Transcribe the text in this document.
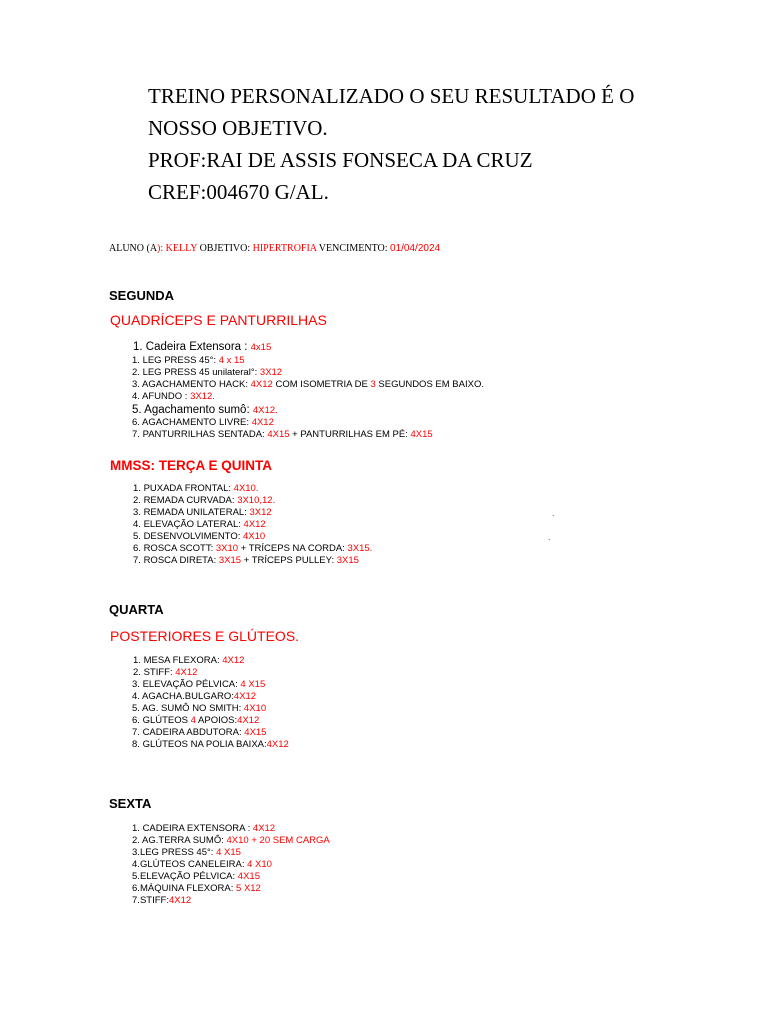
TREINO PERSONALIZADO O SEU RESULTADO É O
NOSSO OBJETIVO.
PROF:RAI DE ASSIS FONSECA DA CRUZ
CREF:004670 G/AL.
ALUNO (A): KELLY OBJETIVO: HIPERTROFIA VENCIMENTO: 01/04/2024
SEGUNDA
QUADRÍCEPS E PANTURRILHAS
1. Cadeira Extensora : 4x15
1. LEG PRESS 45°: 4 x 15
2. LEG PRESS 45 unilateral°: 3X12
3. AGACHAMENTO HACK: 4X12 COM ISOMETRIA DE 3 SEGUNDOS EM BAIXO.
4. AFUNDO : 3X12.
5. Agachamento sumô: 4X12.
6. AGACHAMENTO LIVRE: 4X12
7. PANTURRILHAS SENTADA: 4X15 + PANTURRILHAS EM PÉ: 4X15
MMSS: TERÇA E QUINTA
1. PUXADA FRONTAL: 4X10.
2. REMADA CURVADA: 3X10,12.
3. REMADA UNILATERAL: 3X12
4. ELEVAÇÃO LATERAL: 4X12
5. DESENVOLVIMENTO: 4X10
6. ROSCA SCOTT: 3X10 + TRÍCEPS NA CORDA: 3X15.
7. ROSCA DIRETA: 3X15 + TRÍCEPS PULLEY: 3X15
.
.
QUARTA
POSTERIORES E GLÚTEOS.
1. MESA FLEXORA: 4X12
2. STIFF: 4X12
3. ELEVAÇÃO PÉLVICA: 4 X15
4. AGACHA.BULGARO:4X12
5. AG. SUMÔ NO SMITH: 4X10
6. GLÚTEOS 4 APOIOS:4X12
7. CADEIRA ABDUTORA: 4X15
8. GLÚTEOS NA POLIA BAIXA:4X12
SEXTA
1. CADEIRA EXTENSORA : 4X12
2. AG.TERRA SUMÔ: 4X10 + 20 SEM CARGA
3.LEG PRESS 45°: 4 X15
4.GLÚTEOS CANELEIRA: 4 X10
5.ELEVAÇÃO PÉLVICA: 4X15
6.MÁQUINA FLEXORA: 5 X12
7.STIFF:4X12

● ● ● ● ● ● ●

→ **What is required**:
Using the data above, say how many lines include "FLEXORA". No other reply is needed.

→ **Problem solution**:
2